- _Exercise description_
Rewrite the lines below as a numbered list, leaving out any blank lines.

start

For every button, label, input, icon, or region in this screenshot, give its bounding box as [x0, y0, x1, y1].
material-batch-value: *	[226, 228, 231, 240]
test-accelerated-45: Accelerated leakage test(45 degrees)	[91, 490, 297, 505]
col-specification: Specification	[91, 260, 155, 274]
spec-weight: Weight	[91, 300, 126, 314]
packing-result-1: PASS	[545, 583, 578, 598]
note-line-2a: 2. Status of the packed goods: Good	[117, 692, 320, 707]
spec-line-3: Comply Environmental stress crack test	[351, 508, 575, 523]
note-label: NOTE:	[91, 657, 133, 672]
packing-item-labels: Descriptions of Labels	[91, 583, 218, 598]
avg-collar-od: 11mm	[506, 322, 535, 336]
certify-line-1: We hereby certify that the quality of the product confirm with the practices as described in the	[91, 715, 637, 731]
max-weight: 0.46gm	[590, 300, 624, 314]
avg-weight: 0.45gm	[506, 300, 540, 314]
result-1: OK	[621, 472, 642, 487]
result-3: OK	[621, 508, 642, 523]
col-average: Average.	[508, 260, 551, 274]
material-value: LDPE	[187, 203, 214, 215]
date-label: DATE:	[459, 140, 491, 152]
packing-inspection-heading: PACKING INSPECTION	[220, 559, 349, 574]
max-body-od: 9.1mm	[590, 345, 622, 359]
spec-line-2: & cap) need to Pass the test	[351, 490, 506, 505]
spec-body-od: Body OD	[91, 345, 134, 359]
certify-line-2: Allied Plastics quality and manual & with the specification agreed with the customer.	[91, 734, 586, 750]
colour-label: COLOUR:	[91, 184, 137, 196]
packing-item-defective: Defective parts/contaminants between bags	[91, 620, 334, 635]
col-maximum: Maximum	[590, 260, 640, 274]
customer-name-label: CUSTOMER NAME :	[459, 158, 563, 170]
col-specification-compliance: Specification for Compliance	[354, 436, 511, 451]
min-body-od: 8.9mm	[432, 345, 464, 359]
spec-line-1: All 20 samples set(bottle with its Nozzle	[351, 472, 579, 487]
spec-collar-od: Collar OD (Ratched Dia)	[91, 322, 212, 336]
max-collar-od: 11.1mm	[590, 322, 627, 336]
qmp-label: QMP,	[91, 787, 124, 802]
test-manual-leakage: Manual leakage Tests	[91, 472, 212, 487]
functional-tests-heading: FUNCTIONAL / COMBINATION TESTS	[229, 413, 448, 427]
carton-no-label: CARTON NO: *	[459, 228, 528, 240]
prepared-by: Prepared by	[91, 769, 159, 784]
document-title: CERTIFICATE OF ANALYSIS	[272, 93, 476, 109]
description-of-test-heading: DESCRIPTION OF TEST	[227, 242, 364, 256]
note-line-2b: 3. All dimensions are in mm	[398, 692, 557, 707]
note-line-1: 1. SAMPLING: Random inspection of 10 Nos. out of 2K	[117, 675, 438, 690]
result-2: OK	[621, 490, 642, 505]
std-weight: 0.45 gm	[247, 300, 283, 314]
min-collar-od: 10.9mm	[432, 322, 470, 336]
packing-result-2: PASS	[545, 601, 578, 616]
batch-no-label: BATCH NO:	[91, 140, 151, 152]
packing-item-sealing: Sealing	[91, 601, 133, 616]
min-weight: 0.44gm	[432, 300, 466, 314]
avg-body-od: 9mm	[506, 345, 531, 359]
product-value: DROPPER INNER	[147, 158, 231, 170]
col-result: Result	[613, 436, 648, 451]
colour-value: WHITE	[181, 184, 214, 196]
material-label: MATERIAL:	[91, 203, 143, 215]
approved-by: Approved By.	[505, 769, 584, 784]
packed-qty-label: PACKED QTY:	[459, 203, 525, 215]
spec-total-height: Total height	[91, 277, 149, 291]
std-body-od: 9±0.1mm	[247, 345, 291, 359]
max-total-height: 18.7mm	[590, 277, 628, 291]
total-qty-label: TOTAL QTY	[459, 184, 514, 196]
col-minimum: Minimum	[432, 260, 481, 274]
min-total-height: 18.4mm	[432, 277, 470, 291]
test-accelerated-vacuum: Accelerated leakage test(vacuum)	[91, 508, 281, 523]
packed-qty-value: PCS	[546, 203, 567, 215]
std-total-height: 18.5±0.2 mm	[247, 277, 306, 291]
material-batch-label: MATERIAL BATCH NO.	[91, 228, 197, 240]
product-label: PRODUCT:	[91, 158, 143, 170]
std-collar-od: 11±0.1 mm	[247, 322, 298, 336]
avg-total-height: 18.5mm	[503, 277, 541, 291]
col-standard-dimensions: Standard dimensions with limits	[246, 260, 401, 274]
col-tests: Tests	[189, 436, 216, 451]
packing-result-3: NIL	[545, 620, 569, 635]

end

- _Solution to the problem_
1. For every button, label, input, icon, or region in this screenshot, give its bounding box as [x0, y0, x1, y1].
2. material-batch-value: *	[226, 228, 231, 240]
3. test-accelerated-45: Accelerated leakage test(45 degrees)	[91, 490, 297, 505]
4. col-specification: Specification	[91, 260, 155, 274]
5. spec-weight: Weight	[91, 300, 126, 314]
6. packing-result-1: PASS	[545, 583, 578, 598]
7. note-line-2a: 2. Status of the packed goods: Good	[117, 692, 320, 707]
8. spec-line-3: Comply Environmental stress crack test	[351, 508, 575, 523]
9. note-label: NOTE:	[91, 657, 133, 672]
10. packing-item-labels: Descriptions of Labels	[91, 583, 218, 598]
11. avg-collar-od: 11mm	[506, 322, 535, 336]
12. certify-line-1: We hereby certify that the quality of the product confirm with the practices as described in the	[91, 715, 637, 731]
13. max-weight: 0.46gm	[590, 300, 624, 314]
14. avg-weight: 0.45gm	[506, 300, 540, 314]
15. result-1: OK	[621, 472, 642, 487]
16. result-3: OK	[621, 508, 642, 523]
17. col-average: Average.	[508, 260, 551, 274]
18. material-value: LDPE	[187, 203, 214, 215]
19. date-label: DATE:	[459, 140, 491, 152]
20. packing-inspection-heading: PACKING INSPECTION	[220, 559, 349, 574]
21. max-body-od: 9.1mm	[590, 345, 622, 359]
22. spec-line-2: & cap) need to Pass the test	[351, 490, 506, 505]
23. spec-body-od: Body OD	[91, 345, 134, 359]
24. certify-line-2: Allied Plastics quality and manual & with the specification agreed with the customer.	[91, 734, 586, 750]
25. colour-label: COLOUR:	[91, 184, 137, 196]
26. packing-item-defective: Defective parts/contaminants between bags	[91, 620, 334, 635]
27. col-maximum: Maximum	[590, 260, 640, 274]
28. customer-name-label: CUSTOMER NAME :	[459, 158, 563, 170]
29. col-specification-compliance: Specification for Compliance	[354, 436, 511, 451]
30. min-body-od: 8.9mm	[432, 345, 464, 359]
31. spec-line-1: All 20 samples set(bottle with its Nozzle	[351, 472, 579, 487]
32. spec-collar-od: Collar OD (Ratched Dia)	[91, 322, 212, 336]
33. max-collar-od: 11.1mm	[590, 322, 627, 336]
34. qmp-label: QMP,	[91, 787, 124, 802]
35. test-manual-leakage: Manual leakage Tests	[91, 472, 212, 487]
36. functional-tests-heading: FUNCTIONAL / COMBINATION TESTS	[229, 413, 448, 427]
37. carton-no-label: CARTON NO: *	[459, 228, 528, 240]
38. prepared-by: Prepared by	[91, 769, 159, 784]
39. document-title: CERTIFICATE OF ANALYSIS	[272, 93, 476, 109]
40. description-of-test-heading: DESCRIPTION OF TEST	[227, 242, 364, 256]
41. note-line-2b: 3. All dimensions are in mm	[398, 692, 557, 707]
42. note-line-1: 1. SAMPLING: Random inspection of 10 Nos. out of 2K	[117, 675, 438, 690]
43. result-2: OK	[621, 490, 642, 505]
44. std-weight: 0.45 gm	[247, 300, 283, 314]
45. min-collar-od: 10.9mm	[432, 322, 470, 336]
46. packing-result-2: PASS	[545, 601, 578, 616]
47. batch-no-label: BATCH NO:	[91, 140, 151, 152]
48. packing-item-sealing: Sealing	[91, 601, 133, 616]
49. min-weight: 0.44gm	[432, 300, 466, 314]
50. avg-body-od: 9mm	[506, 345, 531, 359]
51. product-value: DROPPER INNER	[147, 158, 231, 170]
52. col-result: Result	[613, 436, 648, 451]
53. colour-value: WHITE	[181, 184, 214, 196]
54. material-label: MATERIAL:	[91, 203, 143, 215]
55. approved-by: Approved By.	[505, 769, 584, 784]
56. packed-qty-label: PACKED QTY:	[459, 203, 525, 215]
57. spec-total-height: Total height	[91, 277, 149, 291]
58. std-body-od: 9±0.1mm	[247, 345, 291, 359]
59. max-total-height: 18.7mm	[590, 277, 628, 291]
60. total-qty-label: TOTAL QTY	[459, 184, 514, 196]
61. col-minimum: Minimum	[432, 260, 481, 274]
62. min-total-height: 18.4mm	[432, 277, 470, 291]
63. test-accelerated-vacuum: Accelerated leakage test(vacuum)	[91, 508, 281, 523]
64. packed-qty-value: PCS	[546, 203, 567, 215]
65. std-total-height: 18.5±0.2 mm	[247, 277, 306, 291]
66. material-batch-label: MATERIAL BATCH NO.	[91, 228, 197, 240]
67. product-label: PRODUCT:	[91, 158, 143, 170]
68. std-collar-od: 11±0.1 mm	[247, 322, 298, 336]
69. avg-total-height: 18.5mm	[503, 277, 541, 291]
70. col-standard-dimensions: Standard dimensions with limits	[246, 260, 401, 274]
71. col-tests: Tests	[189, 436, 216, 451]
72. packing-result-3: NIL	[545, 620, 569, 635]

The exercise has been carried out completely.